◆ **Source extract**:
*-*-*

Editorial: Why dance should be considered an NCAA sport

by Taia Veren, Staff Reporter

Dance teams from colleges and universities across the country strive for greatness and are pushed to their physical limits and compete against other teams.

But they are not considered a sport by the National College Athletic Association.

Dance is a growing and popular sport with more than 25 collegiate competition teams just in Iowa.

Iowa holds a state competition every year in the winter through the Iowa State Dance and Drill Team Association, an organized competition founded in 1985. National competitions happen in the spring, making dance a year-round sport requiring dancers to make sacrifices to train the entire school year.

Collegiate dancers train to compete and perform and are athletes who deserve recognition.

The NCAA defines a sport as “an institutionalized activity involving physical exertion with the primary purpose being competition versus other teams or individuals within a collegiate competition structure.”

The NCAA further defines sport as “including structure, regularly scheduled competitions, and a defined competitive season consisting of five or more competitions per year.”

Dance does everything in the definition except having enough regularly scheduled competitions.

Dancers work for countless hours and have daily practices, but that’s not enough because we only get the opportunity to compete at two competitions per year: state and nationals.

Since dance is not considered a sport by the NCAA, it does not get enough funding to enter more competitions. Dance is considered a sport at Simpson, however, meaning we are held accountable to the NCAA’s rules and therefore are not allowed to receive money from other sources, such as the Student Government Association.

Dancers are also not eligible for All-American status or Academic All-Conference titles even if required GPA criteria is met.

*-*-*

◆ **Information given**:
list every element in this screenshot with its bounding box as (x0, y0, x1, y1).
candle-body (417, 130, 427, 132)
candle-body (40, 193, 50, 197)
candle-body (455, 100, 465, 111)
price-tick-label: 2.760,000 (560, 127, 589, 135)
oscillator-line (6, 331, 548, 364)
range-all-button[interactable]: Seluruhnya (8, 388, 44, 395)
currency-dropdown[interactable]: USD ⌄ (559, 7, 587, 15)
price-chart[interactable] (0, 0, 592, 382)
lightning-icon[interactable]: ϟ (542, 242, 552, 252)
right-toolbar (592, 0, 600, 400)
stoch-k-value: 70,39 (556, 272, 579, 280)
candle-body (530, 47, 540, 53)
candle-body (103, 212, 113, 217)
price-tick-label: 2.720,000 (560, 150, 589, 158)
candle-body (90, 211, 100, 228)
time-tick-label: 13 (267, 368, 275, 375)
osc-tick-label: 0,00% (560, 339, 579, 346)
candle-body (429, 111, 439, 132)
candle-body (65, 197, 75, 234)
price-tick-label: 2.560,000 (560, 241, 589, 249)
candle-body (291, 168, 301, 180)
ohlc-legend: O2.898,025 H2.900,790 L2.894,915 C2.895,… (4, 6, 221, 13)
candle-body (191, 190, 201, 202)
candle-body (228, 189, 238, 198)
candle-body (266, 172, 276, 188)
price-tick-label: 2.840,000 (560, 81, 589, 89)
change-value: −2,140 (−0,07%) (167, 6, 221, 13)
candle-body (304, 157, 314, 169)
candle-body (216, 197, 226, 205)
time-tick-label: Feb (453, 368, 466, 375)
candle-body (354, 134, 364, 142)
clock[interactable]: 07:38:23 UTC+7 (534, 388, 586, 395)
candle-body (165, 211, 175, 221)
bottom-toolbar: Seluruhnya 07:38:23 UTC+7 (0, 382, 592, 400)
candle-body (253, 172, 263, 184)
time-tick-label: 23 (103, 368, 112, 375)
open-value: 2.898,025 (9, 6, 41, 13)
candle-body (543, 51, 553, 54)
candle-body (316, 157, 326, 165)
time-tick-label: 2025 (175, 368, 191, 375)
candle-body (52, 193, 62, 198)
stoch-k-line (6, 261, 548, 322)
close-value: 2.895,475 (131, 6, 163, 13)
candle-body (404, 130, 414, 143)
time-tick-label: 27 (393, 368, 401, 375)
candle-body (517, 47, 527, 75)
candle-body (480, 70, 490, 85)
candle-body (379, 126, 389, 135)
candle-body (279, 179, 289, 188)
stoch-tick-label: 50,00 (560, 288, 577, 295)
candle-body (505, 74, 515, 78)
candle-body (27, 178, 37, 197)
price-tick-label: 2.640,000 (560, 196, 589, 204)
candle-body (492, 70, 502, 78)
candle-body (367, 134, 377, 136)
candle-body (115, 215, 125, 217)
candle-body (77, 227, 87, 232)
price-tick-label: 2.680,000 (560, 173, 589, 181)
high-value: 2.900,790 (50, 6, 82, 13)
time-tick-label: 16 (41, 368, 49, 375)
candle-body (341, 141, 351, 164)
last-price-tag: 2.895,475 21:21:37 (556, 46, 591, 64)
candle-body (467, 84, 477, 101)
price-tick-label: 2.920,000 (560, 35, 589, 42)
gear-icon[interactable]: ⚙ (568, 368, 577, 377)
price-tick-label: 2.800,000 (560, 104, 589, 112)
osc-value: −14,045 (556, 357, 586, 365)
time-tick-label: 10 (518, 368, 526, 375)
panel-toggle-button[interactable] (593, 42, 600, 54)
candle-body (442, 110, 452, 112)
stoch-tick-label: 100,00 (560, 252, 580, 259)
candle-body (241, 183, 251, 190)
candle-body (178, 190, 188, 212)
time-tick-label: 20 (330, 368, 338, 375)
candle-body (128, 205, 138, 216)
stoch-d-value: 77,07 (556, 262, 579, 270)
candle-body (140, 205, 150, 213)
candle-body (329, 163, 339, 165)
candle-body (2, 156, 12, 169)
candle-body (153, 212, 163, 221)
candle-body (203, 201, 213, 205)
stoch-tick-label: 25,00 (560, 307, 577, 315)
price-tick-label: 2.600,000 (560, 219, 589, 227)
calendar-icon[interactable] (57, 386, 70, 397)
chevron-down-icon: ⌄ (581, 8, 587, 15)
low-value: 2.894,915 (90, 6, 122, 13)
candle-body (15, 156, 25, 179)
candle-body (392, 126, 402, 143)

*-*-*

◆ **Exercise details**:
Copy everything from "Dancers work for" down to "Student Government Association." in the dance editorial, substituting "financial support" for "funding". Disregard the listing; it has nothing to do with this.

◆ **Response area**:
Dancers work for countless hours and have daily practices, but that’s not enough because we only get the opportunity to compete at two competitions per year: state and nationals.

Since dance is not considered a sport by the NCAA, it does not get enough financial support to enter more competitions. Dance is considered a sport at Simpson, however, meaning we are held accountable to the NCAA’s rules and therefore are not allowed to receive money from other sources, such as the Student Government Association.